- _Set task_
State how many lines in the entries below contain the string "base", counting only matches in that exact case. Give the number alone.

begin Exercise material

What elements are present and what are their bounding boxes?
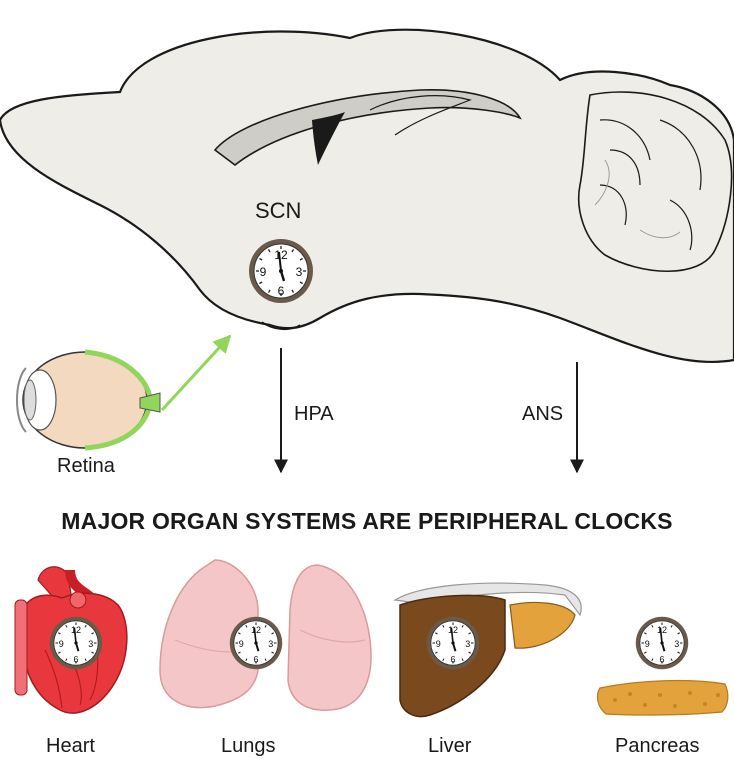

end Exercise material
begin Exercise material

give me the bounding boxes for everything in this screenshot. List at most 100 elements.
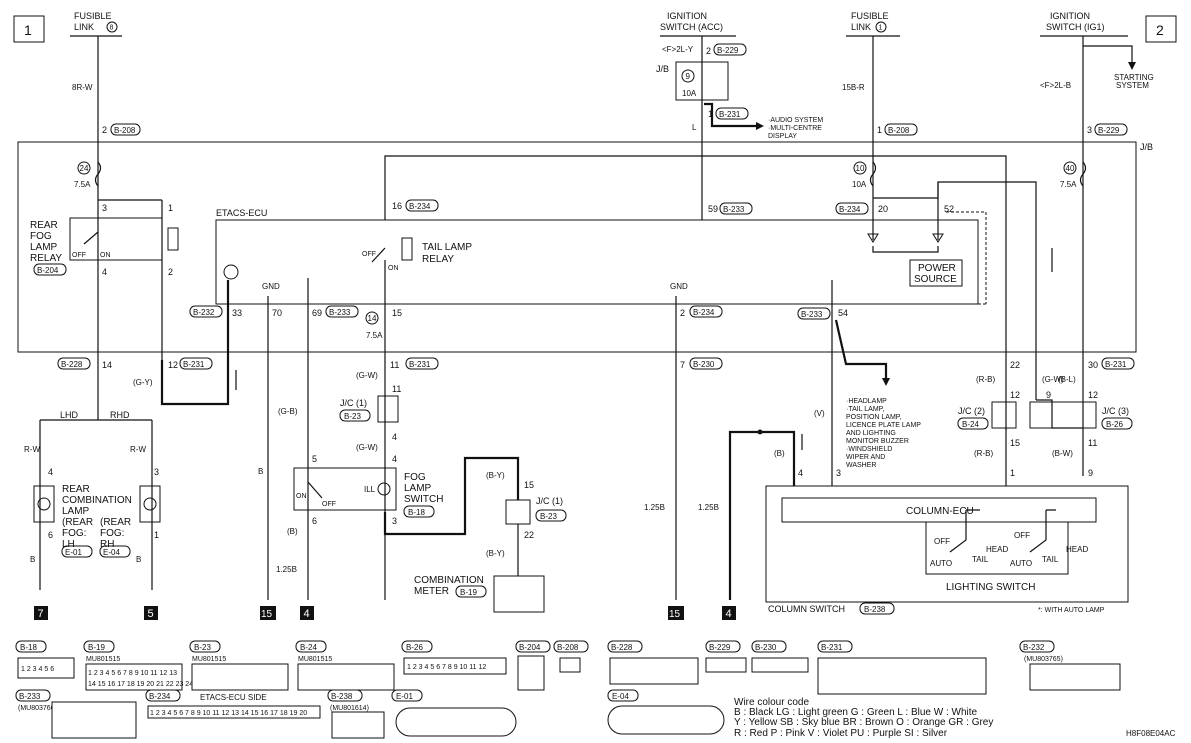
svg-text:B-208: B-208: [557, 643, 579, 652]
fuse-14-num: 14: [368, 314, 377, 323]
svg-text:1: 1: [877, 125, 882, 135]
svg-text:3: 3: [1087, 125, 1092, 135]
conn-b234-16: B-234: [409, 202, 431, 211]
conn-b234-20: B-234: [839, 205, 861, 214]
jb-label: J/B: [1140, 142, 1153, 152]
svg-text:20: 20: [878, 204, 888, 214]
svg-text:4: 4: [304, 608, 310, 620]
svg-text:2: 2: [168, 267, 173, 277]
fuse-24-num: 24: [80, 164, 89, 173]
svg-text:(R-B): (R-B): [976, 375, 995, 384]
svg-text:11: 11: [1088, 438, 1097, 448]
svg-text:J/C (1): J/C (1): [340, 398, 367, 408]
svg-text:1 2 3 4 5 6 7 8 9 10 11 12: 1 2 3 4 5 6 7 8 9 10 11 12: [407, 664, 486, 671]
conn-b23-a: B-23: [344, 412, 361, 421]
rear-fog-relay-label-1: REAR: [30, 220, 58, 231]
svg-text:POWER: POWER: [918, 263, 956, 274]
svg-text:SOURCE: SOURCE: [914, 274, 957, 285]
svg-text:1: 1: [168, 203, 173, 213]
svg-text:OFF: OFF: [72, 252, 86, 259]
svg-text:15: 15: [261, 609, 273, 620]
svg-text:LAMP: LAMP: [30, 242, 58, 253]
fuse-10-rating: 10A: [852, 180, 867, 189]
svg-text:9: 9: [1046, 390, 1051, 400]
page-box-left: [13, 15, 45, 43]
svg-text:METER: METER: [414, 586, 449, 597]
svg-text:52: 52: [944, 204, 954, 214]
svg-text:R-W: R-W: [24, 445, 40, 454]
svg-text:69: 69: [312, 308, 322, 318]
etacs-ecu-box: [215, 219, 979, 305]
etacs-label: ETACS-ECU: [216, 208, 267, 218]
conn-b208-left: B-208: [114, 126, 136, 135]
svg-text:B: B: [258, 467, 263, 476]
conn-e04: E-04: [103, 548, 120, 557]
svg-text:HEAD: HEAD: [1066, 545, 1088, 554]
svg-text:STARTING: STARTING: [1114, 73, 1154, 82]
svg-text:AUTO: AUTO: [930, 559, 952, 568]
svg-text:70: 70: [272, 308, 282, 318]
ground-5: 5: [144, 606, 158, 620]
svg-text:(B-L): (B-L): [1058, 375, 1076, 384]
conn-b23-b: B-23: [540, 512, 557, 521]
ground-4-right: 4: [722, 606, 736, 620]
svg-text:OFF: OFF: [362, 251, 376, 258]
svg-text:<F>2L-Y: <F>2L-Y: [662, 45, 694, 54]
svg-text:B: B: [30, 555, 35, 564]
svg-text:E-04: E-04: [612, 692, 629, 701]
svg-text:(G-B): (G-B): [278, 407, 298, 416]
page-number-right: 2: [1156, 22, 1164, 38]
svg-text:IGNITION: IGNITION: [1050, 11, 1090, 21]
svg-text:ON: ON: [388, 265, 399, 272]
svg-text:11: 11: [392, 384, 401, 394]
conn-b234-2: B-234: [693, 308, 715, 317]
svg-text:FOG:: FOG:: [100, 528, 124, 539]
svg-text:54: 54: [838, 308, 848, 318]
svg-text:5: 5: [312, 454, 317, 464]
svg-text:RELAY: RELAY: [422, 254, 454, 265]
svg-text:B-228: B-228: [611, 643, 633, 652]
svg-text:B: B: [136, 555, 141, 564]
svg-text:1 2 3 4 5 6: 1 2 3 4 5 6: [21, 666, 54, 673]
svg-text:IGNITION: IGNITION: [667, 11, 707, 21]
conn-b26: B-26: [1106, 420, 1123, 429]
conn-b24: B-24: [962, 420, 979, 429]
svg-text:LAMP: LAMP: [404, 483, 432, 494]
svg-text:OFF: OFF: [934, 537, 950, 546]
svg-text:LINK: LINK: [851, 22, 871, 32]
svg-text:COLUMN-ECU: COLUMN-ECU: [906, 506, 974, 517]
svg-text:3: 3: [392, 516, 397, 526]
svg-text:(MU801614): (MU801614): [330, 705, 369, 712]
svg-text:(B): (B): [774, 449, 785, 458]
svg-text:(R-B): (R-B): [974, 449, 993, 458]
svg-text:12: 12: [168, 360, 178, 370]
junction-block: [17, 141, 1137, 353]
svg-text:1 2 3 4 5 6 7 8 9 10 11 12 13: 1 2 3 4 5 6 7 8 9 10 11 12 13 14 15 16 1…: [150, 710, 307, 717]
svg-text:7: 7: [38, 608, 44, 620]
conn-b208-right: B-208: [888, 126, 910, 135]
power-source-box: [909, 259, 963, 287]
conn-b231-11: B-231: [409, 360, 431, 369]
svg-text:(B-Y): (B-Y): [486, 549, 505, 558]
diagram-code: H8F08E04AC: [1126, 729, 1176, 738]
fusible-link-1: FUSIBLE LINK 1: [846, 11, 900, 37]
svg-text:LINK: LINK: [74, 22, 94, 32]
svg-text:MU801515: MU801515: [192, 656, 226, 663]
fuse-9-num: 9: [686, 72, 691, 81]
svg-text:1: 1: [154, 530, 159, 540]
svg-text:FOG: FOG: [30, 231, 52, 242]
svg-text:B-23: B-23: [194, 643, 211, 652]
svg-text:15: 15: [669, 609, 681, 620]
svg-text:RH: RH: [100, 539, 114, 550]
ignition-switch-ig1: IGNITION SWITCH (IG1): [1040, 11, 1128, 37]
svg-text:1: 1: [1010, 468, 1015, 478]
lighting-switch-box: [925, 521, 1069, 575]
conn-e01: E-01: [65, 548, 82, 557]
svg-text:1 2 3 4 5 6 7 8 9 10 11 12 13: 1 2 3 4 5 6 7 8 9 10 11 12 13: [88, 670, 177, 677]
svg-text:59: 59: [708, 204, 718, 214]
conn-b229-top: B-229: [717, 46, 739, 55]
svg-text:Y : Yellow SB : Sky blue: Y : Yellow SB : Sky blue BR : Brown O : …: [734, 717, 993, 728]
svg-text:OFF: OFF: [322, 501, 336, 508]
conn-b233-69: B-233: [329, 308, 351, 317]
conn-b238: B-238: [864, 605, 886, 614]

end Exercise material
begin Exercise material

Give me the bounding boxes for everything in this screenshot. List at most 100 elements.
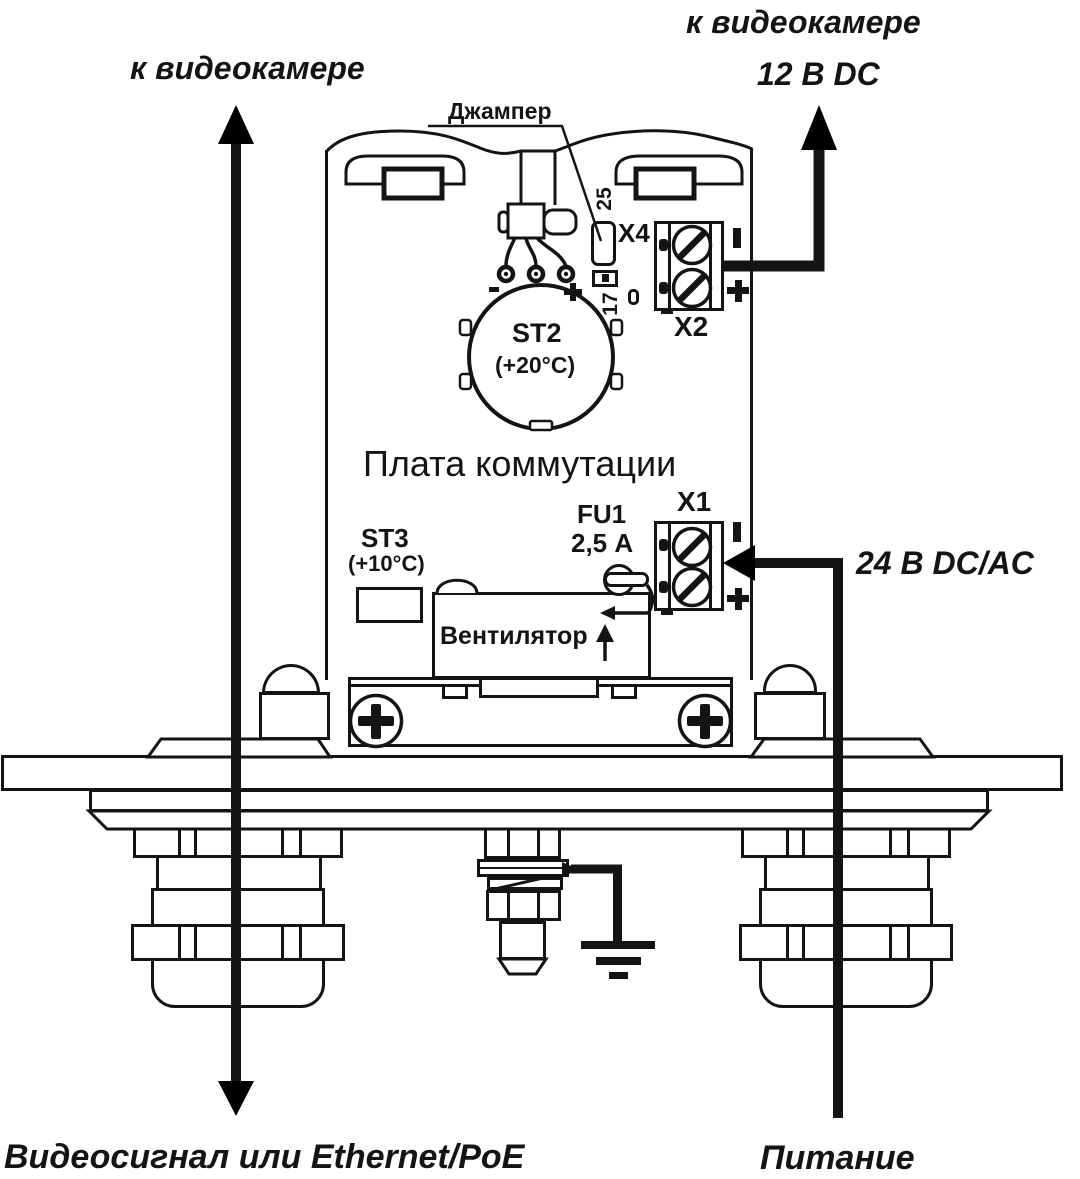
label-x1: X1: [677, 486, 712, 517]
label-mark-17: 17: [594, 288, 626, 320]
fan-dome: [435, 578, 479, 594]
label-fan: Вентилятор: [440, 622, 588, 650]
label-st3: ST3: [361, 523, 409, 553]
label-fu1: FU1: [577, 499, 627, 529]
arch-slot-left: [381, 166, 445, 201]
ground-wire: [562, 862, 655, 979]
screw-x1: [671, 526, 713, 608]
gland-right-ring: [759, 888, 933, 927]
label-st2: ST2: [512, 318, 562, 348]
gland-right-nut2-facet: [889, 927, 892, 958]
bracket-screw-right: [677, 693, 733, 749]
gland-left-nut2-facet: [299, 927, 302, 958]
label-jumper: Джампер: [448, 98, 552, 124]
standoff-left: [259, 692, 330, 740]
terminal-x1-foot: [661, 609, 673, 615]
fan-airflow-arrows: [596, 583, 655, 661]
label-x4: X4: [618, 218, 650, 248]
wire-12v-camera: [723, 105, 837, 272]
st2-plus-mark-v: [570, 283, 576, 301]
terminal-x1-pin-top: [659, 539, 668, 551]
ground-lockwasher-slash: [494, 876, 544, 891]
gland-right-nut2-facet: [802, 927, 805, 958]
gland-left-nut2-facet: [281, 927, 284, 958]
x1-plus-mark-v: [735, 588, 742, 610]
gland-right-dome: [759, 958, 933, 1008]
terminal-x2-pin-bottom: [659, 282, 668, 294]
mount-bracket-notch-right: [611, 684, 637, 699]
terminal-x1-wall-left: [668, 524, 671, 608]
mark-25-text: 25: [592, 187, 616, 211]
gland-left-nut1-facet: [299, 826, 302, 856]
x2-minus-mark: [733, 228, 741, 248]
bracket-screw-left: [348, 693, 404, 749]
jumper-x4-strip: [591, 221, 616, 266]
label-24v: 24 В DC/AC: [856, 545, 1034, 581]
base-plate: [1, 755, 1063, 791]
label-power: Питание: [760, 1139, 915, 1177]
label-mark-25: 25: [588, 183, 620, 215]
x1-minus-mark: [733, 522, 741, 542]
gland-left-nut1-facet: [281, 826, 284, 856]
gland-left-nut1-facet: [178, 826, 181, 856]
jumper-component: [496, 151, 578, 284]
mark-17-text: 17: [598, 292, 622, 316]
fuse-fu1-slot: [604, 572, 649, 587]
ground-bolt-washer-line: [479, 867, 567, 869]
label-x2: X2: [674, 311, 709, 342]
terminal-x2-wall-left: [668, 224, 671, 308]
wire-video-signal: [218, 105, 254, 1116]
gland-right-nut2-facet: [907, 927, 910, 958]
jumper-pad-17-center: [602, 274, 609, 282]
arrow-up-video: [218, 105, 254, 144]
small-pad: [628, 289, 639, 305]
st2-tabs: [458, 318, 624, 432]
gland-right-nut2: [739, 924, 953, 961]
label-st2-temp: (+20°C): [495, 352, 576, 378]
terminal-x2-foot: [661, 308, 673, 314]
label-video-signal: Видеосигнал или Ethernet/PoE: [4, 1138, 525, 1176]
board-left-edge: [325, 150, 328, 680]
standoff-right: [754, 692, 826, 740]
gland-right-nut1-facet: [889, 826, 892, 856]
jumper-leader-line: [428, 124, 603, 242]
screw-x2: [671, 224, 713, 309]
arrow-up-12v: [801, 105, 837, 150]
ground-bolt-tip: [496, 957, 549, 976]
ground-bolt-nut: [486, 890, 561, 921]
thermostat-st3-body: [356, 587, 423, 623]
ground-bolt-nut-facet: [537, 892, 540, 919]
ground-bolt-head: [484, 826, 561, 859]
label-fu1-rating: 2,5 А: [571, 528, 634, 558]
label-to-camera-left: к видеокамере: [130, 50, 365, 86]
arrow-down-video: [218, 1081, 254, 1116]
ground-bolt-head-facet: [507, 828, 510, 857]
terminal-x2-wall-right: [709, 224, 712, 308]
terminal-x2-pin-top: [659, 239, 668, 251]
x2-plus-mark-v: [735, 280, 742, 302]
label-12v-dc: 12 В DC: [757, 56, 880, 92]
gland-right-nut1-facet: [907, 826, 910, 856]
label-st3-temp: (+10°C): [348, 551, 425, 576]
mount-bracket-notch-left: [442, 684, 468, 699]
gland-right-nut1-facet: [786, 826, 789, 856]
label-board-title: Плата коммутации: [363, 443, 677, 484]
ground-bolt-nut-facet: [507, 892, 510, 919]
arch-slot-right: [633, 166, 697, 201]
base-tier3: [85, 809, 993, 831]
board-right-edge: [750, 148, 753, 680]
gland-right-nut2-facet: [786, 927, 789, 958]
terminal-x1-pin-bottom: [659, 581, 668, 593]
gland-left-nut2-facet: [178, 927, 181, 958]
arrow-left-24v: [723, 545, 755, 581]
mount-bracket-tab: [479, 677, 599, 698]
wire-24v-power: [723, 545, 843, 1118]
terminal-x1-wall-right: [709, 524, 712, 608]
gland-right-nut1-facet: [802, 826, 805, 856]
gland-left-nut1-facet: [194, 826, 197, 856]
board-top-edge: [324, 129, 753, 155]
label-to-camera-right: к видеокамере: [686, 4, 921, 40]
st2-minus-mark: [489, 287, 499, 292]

end Exercise material

- _Exercise solution_
2